--- Begin ---

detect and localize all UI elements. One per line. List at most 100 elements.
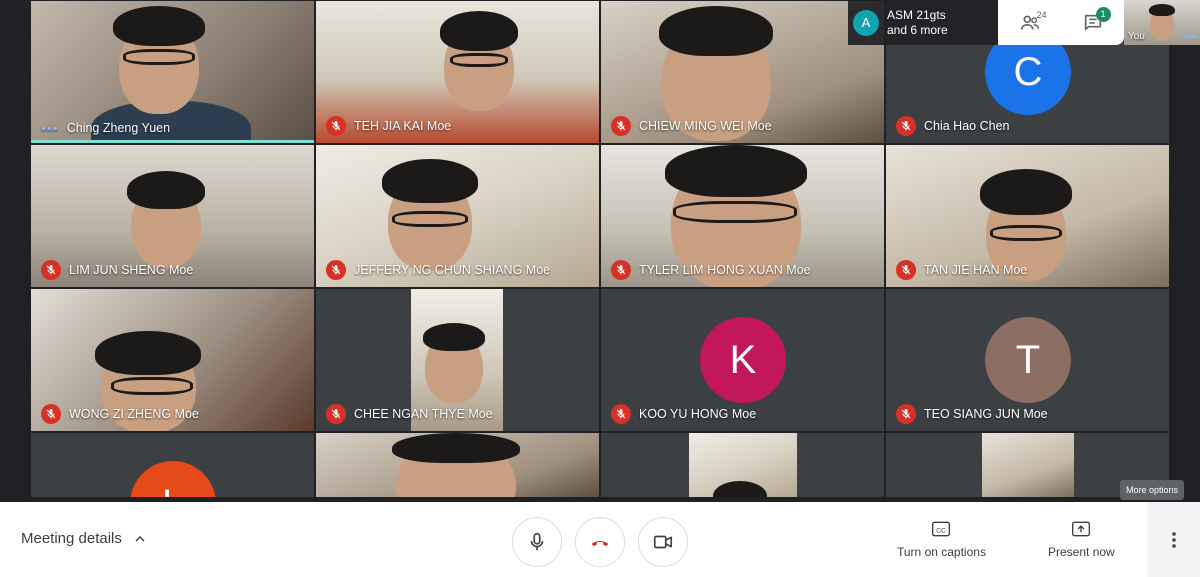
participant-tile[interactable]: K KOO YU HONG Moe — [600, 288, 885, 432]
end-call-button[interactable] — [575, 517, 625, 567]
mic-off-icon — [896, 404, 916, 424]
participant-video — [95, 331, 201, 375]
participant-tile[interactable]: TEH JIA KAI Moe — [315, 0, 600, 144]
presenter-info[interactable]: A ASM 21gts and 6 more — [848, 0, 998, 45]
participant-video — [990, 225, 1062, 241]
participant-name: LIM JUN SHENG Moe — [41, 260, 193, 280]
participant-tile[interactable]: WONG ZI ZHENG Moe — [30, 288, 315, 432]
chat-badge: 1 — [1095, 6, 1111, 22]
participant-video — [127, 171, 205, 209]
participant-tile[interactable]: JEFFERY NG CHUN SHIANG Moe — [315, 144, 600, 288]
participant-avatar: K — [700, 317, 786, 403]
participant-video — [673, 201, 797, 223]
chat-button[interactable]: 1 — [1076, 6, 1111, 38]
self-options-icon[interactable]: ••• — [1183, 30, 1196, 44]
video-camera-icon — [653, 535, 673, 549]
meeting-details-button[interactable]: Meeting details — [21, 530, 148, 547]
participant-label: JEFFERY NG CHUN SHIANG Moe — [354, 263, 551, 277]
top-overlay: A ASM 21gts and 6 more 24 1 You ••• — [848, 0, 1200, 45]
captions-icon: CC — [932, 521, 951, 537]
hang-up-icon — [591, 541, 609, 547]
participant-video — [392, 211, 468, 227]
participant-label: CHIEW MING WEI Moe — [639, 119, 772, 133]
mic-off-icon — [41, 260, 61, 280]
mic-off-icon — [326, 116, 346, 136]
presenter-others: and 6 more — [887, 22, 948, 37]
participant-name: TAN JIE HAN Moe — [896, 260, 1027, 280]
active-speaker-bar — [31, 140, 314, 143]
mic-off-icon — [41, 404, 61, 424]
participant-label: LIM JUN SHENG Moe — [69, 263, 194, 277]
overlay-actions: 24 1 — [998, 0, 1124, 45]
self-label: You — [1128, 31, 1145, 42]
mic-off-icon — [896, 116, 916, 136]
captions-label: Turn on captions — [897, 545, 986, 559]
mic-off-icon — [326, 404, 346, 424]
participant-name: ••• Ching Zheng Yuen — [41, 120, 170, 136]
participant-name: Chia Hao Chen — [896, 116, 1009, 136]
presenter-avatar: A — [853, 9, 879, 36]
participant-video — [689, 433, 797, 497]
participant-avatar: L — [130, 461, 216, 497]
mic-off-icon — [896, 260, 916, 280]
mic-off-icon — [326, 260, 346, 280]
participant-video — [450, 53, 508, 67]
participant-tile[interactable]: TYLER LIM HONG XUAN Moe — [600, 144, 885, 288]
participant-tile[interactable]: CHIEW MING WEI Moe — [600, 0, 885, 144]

--- End ---

» WORK INSTRUCTIONS
In the lines from the one with "participant-tile[interactable]: K KOO" to the one with "participant-video — [95, 331, 201, 375]", swap "end-call-button" for "leave-call-button" and write those lines out again with nothing else changed.

» OUTPUT
participant-tile[interactable]: K KOO YU HONG Moe — [600, 288, 885, 432]
leave-call-button[interactable] — [575, 517, 625, 567]
mic-off-icon — [896, 404, 916, 424]
participant-video — [95, 331, 201, 375]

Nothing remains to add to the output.